Work to complete
In the listing below, count the lines containing the string "going" and state only the number.

Supplied records
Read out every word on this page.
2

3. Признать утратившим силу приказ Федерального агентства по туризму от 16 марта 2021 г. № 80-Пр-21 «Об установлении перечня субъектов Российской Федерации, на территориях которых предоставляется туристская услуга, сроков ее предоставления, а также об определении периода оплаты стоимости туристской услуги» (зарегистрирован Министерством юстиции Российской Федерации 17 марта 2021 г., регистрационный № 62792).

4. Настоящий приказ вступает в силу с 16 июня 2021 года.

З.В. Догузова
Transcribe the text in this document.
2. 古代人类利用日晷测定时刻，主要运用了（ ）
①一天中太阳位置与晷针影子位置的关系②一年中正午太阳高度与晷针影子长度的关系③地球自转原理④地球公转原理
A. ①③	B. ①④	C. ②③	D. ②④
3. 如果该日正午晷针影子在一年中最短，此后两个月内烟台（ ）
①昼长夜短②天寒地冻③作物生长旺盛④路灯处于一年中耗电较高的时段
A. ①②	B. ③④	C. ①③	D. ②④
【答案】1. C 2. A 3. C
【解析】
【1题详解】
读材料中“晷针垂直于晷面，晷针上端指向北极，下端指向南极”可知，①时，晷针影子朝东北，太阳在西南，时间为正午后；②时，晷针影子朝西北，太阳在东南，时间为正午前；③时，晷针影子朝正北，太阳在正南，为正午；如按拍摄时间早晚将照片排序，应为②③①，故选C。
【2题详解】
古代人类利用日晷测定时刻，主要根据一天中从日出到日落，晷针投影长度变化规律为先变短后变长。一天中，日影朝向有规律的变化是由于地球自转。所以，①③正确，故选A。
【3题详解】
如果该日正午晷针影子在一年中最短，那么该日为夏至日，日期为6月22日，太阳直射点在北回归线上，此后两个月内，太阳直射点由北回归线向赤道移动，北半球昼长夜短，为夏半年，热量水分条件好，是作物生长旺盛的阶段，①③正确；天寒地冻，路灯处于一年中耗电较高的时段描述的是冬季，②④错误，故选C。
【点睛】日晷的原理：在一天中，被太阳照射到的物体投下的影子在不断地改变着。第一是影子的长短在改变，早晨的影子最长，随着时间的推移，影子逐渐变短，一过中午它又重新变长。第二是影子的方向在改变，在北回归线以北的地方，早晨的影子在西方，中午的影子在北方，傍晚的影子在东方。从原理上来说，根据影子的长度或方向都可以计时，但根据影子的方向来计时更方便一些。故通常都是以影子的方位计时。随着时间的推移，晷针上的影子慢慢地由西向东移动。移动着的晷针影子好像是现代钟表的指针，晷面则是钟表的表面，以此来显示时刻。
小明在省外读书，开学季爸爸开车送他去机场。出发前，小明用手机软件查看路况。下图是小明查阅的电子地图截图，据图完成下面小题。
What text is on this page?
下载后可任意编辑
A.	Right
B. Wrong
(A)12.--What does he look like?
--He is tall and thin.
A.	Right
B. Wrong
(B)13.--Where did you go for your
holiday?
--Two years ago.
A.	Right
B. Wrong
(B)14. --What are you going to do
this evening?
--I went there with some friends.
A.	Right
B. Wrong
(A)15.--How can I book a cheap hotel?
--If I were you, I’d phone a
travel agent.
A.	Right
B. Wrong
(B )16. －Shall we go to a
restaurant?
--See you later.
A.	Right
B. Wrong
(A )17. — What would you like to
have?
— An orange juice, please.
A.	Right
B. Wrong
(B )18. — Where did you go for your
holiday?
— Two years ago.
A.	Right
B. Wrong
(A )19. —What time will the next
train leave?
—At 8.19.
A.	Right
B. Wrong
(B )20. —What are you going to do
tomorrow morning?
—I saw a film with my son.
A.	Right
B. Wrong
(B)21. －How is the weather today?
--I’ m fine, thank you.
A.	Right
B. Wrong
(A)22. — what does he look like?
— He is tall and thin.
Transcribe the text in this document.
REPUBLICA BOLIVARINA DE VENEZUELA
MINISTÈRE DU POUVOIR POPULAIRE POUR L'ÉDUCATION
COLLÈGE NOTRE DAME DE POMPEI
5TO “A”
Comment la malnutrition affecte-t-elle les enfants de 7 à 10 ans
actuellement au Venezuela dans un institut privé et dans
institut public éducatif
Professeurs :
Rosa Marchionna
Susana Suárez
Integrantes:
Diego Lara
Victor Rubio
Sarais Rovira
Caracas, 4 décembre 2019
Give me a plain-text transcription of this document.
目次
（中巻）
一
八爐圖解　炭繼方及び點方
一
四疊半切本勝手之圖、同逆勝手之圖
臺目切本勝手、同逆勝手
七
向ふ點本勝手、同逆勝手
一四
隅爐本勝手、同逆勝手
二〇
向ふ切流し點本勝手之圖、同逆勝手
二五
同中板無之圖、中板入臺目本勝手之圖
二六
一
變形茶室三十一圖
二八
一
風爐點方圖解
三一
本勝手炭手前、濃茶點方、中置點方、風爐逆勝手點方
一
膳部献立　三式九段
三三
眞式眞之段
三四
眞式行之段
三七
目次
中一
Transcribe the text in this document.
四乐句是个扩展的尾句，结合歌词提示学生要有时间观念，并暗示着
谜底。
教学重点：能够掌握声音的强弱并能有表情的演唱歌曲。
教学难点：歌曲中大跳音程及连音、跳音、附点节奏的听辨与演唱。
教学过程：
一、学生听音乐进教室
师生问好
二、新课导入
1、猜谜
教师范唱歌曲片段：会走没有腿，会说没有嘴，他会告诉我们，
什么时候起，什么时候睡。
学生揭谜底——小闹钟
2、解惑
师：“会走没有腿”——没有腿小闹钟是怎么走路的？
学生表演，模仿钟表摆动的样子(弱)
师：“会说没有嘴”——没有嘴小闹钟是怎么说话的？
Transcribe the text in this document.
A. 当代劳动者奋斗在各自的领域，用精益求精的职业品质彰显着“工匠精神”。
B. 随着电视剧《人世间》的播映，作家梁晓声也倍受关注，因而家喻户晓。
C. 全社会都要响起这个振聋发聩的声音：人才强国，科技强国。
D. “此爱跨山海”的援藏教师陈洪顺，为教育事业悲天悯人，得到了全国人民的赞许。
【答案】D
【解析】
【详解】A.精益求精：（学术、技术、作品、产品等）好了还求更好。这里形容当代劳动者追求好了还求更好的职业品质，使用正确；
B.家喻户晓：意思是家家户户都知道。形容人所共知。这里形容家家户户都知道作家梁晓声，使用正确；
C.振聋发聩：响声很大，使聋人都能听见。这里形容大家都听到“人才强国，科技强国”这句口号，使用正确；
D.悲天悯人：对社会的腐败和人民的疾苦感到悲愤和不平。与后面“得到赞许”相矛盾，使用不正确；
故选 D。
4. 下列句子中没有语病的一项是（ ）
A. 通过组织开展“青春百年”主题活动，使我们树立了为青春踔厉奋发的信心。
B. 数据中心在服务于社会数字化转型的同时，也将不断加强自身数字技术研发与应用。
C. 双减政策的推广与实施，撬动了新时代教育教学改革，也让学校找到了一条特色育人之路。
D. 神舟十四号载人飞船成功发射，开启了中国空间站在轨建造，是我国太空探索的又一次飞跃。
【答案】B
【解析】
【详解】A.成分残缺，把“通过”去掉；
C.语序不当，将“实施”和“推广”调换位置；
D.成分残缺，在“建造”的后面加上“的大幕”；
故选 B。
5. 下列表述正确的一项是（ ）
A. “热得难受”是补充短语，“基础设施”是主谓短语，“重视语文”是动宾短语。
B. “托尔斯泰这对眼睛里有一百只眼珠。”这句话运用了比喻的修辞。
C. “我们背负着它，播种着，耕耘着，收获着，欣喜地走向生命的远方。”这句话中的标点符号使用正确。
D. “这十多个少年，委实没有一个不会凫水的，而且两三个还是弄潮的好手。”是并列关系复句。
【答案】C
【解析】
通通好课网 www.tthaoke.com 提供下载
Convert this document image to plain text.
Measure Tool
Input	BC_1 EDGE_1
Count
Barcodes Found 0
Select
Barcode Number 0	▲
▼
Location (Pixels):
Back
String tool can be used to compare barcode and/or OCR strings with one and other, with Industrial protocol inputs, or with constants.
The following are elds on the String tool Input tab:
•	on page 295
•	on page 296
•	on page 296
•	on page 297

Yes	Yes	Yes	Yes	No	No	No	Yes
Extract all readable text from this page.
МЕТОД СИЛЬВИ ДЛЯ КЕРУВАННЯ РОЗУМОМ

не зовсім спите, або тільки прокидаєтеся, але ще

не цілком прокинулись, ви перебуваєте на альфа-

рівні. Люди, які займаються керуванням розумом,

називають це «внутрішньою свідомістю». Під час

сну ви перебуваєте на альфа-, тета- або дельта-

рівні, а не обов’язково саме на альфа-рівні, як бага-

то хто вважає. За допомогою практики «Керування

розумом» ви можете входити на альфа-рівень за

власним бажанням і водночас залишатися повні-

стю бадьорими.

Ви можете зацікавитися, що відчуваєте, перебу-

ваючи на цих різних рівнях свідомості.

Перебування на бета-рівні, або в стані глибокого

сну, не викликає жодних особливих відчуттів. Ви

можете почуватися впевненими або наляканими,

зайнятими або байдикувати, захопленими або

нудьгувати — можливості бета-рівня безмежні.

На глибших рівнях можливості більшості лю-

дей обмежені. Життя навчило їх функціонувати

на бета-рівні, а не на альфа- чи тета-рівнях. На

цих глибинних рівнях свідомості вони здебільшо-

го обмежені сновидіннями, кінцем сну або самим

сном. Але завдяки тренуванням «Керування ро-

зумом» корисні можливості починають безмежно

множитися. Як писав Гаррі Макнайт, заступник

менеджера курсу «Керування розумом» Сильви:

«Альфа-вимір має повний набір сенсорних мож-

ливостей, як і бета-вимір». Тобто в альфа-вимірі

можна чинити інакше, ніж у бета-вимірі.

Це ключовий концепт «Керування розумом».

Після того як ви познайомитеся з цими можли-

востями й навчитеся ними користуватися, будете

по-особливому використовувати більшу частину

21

Correct output
2